:: Exercise ::
Pull every line containing the word "this" from the records.

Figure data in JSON
★ ★ ★ ★
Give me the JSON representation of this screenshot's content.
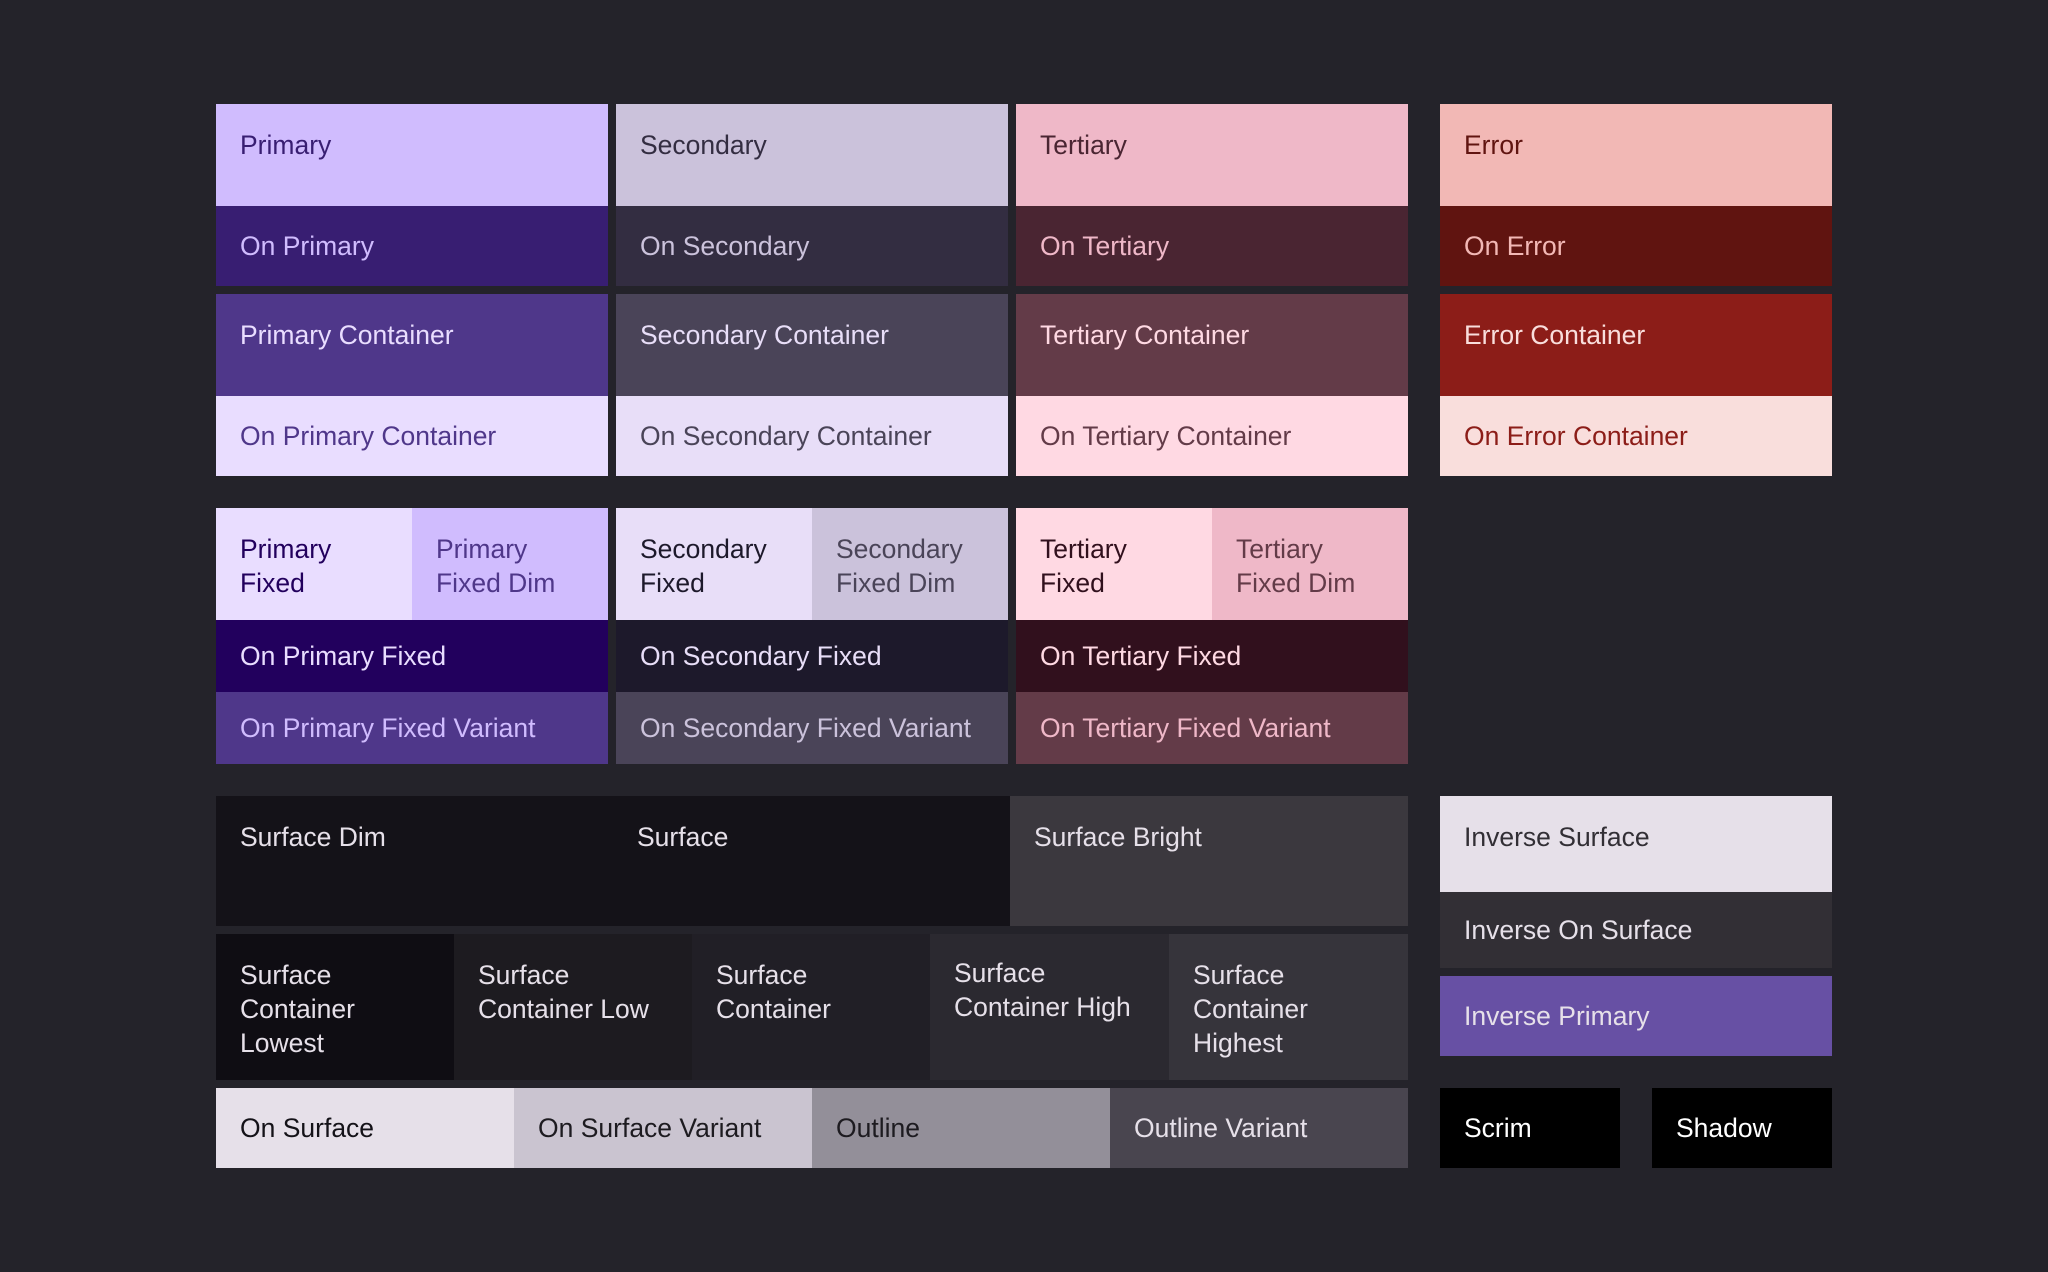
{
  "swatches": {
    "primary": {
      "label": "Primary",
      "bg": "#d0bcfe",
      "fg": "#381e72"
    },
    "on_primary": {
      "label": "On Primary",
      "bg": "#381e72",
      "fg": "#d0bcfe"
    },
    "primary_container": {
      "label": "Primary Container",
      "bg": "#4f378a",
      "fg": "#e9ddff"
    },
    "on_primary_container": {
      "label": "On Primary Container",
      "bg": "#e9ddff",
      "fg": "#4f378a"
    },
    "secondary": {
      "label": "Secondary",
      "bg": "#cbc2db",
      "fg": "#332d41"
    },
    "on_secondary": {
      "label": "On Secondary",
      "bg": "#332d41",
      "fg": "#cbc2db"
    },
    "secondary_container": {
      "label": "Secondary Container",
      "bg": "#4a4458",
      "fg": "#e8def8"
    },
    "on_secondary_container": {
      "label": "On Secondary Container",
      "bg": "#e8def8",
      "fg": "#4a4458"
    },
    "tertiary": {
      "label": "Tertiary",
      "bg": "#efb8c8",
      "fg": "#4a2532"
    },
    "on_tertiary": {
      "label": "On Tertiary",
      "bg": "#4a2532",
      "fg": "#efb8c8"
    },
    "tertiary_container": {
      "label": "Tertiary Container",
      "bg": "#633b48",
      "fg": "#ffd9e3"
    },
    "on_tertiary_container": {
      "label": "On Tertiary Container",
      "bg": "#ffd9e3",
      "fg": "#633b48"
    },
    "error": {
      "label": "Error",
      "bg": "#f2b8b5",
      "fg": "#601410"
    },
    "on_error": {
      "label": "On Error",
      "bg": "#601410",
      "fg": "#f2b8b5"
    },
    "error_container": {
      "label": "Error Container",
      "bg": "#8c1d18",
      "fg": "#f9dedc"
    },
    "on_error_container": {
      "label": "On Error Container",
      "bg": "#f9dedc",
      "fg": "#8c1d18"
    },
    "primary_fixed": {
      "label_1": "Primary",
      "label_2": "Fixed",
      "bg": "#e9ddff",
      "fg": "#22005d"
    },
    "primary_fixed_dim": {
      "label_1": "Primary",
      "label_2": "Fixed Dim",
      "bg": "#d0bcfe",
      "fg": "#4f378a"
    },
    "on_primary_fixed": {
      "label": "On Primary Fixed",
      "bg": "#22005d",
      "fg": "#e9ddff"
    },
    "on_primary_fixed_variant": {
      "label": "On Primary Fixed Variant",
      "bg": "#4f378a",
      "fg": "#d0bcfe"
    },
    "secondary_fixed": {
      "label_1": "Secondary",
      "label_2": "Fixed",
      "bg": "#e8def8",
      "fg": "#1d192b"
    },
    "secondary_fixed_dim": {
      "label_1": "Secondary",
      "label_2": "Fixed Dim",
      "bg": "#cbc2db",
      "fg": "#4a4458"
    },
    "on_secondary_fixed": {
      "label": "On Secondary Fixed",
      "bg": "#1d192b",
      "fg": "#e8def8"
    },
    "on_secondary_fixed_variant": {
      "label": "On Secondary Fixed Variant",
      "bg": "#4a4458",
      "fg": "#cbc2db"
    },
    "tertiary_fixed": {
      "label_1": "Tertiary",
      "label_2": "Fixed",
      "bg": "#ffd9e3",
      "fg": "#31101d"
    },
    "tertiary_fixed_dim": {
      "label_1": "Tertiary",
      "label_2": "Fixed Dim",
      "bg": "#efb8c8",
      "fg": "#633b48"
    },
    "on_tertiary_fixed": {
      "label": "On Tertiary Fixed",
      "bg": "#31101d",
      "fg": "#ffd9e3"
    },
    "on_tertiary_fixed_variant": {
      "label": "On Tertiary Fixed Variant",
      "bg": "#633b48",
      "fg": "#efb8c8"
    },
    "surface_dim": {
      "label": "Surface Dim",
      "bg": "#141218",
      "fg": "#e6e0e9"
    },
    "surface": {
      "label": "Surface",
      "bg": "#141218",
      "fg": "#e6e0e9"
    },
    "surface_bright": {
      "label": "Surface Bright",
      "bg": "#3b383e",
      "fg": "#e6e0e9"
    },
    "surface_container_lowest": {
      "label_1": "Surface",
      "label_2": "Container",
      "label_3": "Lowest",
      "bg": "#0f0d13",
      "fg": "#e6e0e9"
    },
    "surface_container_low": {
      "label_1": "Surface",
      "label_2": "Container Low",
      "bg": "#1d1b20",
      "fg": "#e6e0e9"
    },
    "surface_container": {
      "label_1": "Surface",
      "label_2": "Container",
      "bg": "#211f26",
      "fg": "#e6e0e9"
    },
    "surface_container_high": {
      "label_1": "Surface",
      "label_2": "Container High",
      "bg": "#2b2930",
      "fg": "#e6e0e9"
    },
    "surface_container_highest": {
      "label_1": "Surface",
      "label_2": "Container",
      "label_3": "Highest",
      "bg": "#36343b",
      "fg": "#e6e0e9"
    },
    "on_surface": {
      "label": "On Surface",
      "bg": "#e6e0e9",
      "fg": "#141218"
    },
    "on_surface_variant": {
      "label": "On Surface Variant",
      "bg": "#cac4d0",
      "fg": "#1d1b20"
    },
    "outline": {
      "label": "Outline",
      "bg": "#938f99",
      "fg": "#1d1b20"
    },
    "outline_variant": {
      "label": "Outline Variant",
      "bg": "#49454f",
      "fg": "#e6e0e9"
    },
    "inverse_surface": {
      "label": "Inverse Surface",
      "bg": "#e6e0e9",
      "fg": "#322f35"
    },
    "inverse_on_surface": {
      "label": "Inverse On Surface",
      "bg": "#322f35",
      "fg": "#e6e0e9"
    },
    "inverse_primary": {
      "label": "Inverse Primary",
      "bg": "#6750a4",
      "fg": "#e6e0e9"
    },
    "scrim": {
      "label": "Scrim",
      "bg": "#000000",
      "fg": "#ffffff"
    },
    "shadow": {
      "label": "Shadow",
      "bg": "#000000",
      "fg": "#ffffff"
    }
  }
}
★ ★ ★ ★
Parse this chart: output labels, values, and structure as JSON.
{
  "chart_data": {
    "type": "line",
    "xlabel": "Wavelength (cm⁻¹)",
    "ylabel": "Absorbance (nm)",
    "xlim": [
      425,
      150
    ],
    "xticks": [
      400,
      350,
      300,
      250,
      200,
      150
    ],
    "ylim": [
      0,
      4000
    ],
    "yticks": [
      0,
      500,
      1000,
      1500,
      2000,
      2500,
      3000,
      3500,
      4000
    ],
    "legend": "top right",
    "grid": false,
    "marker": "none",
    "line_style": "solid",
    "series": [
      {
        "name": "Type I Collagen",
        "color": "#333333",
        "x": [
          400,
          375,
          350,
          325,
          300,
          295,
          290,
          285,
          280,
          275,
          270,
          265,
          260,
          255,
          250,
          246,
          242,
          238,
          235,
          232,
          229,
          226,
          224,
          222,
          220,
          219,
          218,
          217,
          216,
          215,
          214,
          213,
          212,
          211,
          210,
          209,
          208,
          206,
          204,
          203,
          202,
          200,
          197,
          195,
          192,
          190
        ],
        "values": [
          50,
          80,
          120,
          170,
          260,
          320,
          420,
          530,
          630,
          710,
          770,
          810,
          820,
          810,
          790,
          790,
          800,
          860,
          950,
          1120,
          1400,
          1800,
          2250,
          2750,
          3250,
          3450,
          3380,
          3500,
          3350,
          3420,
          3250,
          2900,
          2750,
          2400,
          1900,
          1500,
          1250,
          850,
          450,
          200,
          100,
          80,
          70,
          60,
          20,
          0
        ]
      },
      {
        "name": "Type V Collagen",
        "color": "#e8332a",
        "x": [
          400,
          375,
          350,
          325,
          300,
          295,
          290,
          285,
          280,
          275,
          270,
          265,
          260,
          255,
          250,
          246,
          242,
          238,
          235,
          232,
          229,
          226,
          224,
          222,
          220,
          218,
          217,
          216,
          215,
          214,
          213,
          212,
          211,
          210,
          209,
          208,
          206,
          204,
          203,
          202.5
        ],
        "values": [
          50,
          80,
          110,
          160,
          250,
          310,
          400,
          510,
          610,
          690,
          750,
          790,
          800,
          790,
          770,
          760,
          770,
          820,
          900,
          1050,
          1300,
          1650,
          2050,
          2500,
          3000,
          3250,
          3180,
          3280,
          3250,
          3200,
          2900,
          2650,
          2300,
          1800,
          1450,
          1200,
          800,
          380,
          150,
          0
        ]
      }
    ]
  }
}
★ ★ ★ ★
:: Response below ::
Give me the JSON representation of this screenshot's content.
Parse this chart: output labels, values, and structure as JSON.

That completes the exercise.